YOUR TASK — Copy every entry word for word, but skip the pictures.

-- Start of EXTRACTED ENTRIES --

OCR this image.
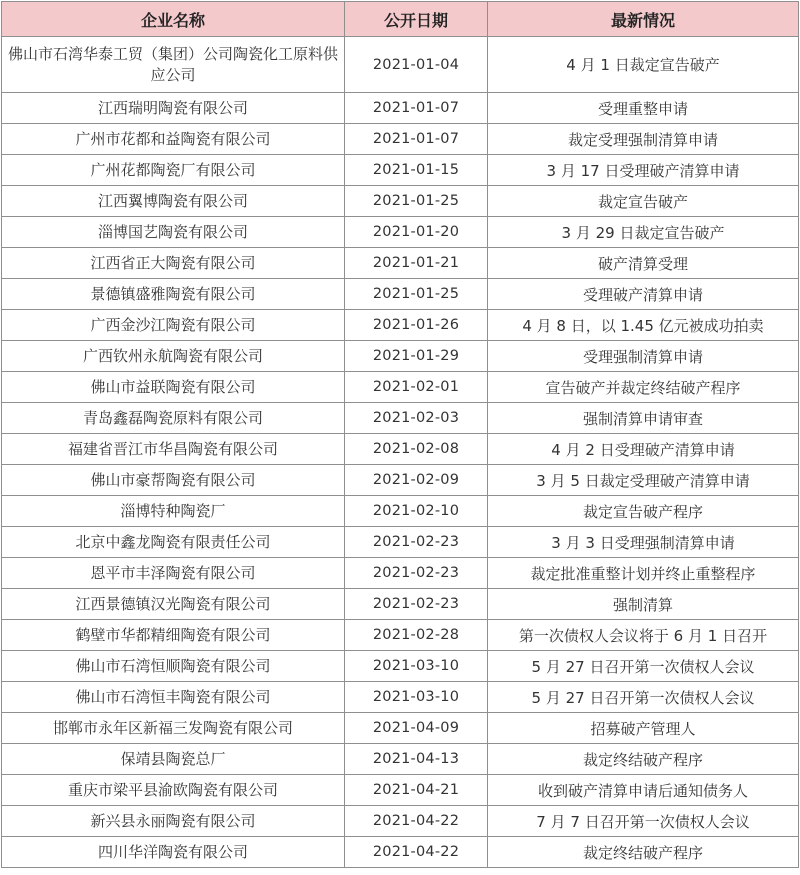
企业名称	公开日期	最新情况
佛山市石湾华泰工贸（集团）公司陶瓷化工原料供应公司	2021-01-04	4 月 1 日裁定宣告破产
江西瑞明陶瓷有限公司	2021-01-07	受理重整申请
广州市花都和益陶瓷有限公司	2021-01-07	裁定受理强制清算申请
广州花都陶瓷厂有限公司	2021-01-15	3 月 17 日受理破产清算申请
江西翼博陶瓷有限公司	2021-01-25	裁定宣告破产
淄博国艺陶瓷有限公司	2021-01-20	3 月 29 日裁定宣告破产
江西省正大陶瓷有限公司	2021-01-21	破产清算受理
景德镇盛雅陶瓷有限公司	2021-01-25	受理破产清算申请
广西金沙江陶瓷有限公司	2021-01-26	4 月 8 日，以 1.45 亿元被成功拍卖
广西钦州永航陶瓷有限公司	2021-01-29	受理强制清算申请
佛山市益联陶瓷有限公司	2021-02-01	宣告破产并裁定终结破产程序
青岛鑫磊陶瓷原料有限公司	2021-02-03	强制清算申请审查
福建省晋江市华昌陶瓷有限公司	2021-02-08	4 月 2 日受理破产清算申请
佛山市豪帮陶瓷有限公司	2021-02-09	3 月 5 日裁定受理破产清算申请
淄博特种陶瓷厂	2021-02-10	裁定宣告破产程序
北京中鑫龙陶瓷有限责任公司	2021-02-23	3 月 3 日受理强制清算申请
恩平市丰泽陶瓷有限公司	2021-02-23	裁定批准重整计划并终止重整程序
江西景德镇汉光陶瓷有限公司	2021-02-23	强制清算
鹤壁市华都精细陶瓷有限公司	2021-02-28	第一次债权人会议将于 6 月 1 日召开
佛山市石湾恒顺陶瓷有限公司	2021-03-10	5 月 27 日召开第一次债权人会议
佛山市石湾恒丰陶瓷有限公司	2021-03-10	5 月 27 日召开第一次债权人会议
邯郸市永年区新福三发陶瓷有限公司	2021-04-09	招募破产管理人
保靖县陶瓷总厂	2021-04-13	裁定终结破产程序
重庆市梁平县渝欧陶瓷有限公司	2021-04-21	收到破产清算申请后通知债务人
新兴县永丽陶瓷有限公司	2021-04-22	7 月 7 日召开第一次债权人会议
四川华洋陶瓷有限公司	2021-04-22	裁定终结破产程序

-- End of EXTRACTED ENTRIES --

SOLUTION TO THIS EXERCISE —
OCR this image.
企业名称	公开日期	最新情况
佛山市石湾华泰工贸（集团）公司陶瓷化工原料供应公司	2021-01-04	4 月 1 日裁定宣告破产
江西瑞明陶瓷有限公司	2021-01-07	受理重整申请
广州市花都和益陶瓷有限公司	2021-01-07	裁定受理强制清算申请
广州花都陶瓷厂有限公司	2021-01-15	3 月 17 日受理破产清算申请
江西翼博陶瓷有限公司	2021-01-25	裁定宣告破产
淄博国艺陶瓷有限公司	2021-01-20	3 月 29 日裁定宣告破产
江西省正大陶瓷有限公司	2021-01-21	破产清算受理
景德镇盛雅陶瓷有限公司	2021-01-25	受理破产清算申请
广西金沙江陶瓷有限公司	2021-01-26	4 月 8 日，以 1.45 亿元被成功拍卖
广西钦州永航陶瓷有限公司	2021-01-29	受理强制清算申请
佛山市益联陶瓷有限公司	2021-02-01	宣告破产并裁定终结破产程序
青岛鑫磊陶瓷原料有限公司	2021-02-03	强制清算申请审查
福建省晋江市华昌陶瓷有限公司	2021-02-08	4 月 2 日受理破产清算申请
佛山市豪帮陶瓷有限公司	2021-02-09	3 月 5 日裁定受理破产清算申请
淄博特种陶瓷厂	2021-02-10	裁定宣告破产程序
北京中鑫龙陶瓷有限责任公司	2021-02-23	3 月 3 日受理强制清算申请
恩平市丰泽陶瓷有限公司	2021-02-23	裁定批准重整计划并终止重整程序
江西景德镇汉光陶瓷有限公司	2021-02-23	强制清算
鹤壁市华都精细陶瓷有限公司	2021-02-28	第一次债权人会议将于 6 月 1 日召开
佛山市石湾恒顺陶瓷有限公司	2021-03-10	5 月 27 日召开第一次债权人会议
佛山市石湾恒丰陶瓷有限公司	2021-03-10	5 月 27 日召开第一次债权人会议
邯郸市永年区新福三发陶瓷有限公司	2021-04-09	招募破产管理人
保靖县陶瓷总厂	2021-04-13	裁定终结破产程序
重庆市梁平县渝欧陶瓷有限公司	2021-04-21	收到破产清算申请后通知债务人
新兴县永丽陶瓷有限公司	2021-04-22	7 月 7 日召开第一次债权人会议
四川华洋陶瓷有限公司	2021-04-22	裁定终结破产程序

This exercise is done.